- EXERCISE OBJECTIVE -
Search the records for "programu". Copy every line where it appears.

Stored data entries

>> START

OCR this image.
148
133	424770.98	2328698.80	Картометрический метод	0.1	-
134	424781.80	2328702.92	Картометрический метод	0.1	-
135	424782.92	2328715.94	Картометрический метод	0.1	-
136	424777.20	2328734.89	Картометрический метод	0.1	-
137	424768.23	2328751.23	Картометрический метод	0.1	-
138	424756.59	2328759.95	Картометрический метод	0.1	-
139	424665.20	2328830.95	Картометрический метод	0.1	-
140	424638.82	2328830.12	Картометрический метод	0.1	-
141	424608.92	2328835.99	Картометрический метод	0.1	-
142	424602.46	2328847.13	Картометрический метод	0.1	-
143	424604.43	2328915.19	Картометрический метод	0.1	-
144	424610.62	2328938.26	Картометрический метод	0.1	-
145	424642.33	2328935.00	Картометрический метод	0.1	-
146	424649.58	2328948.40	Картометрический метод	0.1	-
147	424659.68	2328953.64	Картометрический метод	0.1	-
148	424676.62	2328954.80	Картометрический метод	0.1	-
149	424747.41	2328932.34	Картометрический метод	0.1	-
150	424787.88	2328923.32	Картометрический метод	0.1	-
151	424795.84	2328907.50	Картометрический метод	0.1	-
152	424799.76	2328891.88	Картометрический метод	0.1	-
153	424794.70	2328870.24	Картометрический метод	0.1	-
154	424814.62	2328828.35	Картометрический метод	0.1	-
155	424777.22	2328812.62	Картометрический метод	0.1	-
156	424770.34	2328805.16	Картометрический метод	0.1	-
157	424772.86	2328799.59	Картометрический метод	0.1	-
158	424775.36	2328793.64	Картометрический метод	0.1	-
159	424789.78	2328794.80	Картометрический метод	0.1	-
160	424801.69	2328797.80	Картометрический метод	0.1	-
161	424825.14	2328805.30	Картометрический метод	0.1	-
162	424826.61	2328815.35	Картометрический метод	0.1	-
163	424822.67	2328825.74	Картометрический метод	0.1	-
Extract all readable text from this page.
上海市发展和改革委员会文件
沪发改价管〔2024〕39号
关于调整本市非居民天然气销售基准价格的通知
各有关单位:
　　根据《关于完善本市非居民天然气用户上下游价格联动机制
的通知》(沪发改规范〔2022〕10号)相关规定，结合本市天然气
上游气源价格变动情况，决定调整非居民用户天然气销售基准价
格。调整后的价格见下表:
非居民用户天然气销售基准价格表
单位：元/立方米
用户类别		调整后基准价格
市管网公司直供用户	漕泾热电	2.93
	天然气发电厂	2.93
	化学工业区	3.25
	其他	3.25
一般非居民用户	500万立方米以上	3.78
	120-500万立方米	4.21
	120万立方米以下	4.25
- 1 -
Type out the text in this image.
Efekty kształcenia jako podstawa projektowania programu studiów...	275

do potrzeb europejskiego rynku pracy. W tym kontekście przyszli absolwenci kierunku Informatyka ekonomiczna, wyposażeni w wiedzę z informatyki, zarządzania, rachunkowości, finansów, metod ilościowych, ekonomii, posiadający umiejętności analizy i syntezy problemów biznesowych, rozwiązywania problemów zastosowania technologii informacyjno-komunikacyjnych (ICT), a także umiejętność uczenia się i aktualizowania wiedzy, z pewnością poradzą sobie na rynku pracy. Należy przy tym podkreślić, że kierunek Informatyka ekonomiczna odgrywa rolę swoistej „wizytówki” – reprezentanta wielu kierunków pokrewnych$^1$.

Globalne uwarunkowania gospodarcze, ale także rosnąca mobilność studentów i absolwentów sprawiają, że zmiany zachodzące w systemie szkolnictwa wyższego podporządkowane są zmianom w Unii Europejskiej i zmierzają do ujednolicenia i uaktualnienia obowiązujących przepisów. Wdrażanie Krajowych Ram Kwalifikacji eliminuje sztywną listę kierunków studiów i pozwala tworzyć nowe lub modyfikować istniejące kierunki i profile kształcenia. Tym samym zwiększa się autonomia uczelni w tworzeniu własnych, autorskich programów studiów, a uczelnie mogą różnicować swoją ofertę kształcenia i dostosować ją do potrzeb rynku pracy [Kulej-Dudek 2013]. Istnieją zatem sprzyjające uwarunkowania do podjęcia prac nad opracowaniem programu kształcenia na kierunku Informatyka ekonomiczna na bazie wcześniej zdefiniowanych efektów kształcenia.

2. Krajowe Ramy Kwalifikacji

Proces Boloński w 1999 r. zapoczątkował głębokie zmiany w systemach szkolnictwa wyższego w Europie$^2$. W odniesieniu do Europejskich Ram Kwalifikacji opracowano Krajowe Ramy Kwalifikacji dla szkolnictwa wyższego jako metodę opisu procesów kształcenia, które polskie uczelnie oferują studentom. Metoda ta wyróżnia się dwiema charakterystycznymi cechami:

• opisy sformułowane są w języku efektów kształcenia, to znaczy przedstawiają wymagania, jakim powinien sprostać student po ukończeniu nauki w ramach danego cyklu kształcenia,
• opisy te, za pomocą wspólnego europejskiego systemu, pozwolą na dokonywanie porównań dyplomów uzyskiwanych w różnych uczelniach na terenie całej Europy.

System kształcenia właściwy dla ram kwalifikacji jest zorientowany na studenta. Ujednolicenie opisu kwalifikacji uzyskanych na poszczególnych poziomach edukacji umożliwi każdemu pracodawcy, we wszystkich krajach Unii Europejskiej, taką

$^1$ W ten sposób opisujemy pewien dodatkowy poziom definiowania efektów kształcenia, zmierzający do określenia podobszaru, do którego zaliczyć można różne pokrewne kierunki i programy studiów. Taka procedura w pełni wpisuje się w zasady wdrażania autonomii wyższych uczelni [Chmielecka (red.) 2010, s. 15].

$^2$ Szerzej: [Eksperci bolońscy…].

>> END

- RIGHT ANSWER -
Efekty kształcenia jako podstawa projektowania programu studiów...	275
Globalne uwarunkowania gospodarcze, ale także rosnąca mobilność studentów i absolwentów sprawiają, że zmiany zachodzące w systemie szkolnictwa wyższego podporządkowane są zmianom w Unii Europejskiej i zmierzają do ujednolicenia i uaktualnienia obowiązujących przepisów. Wdrażanie Krajowych Ram Kwalifikacji eliminuje sztywną listę kierunków studiów i pozwala tworzyć nowe lub modyfikować istniejące kierunki i profile kształcenia. Tym samym zwiększa się autonomia uczelni w tworzeniu własnych, autorskich programów studiów, a uczelnie mogą różnicować swoją ofertę kształcenia i dostosować ją do potrzeb rynku pracy [Kulej-Dudek 2013]. Istnieją zatem sprzyjające uwarunkowania do podjęcia prac nad opracowaniem programu kształcenia na kierunku Informatyka ekonomiczna na bazie wcześniej zdefiniowanych efektów kształcenia.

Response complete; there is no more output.